Set task> Please set down all the lines beneath this one exactly, without the pictures.

Material for the task>
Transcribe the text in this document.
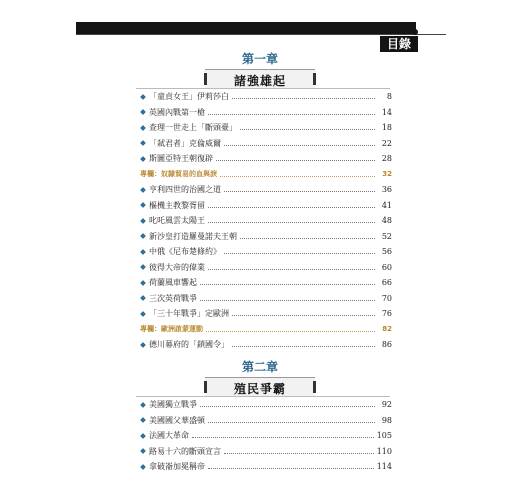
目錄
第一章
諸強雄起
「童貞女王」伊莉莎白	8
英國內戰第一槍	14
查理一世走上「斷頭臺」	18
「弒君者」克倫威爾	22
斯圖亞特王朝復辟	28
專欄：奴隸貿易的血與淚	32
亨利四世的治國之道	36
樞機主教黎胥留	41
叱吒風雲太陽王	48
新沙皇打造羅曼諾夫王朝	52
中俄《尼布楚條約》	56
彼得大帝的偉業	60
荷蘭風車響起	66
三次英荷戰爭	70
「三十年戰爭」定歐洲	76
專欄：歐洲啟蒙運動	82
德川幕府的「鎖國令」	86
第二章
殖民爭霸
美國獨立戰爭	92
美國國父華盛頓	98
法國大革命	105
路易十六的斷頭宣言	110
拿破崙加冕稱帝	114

Reply>
Transcribe the text in this document.
目錄
第一章
諸強雄起
「童貞女王」伊莉莎白	8
英國內戰第一槍	14
查理一世走上「斷頭臺」	18
「弒君者」克倫威爾	22
斯圖亞特王朝復辟	28
專欄：奴隸貿易的血與淚	32
亨利四世的治國之道	36
樞機主教黎胥留	41
叱吒風雲太陽王	48
新沙皇打造羅曼諾夫王朝	52
中俄《尼布楚條約》	56
彼得大帝的偉業	60
荷蘭風車響起	66
三次英荷戰爭	70
「三十年戰爭」定歐洲	76
專欄：歐洲啟蒙運動	82
德川幕府的「鎖國令」	86
第二章
殖民爭霸
美國獨立戰爭	92
美國國父華盛頓	98
法國大革命	105
路易十六的斷頭宣言	110
拿破崙加冕稱帝	114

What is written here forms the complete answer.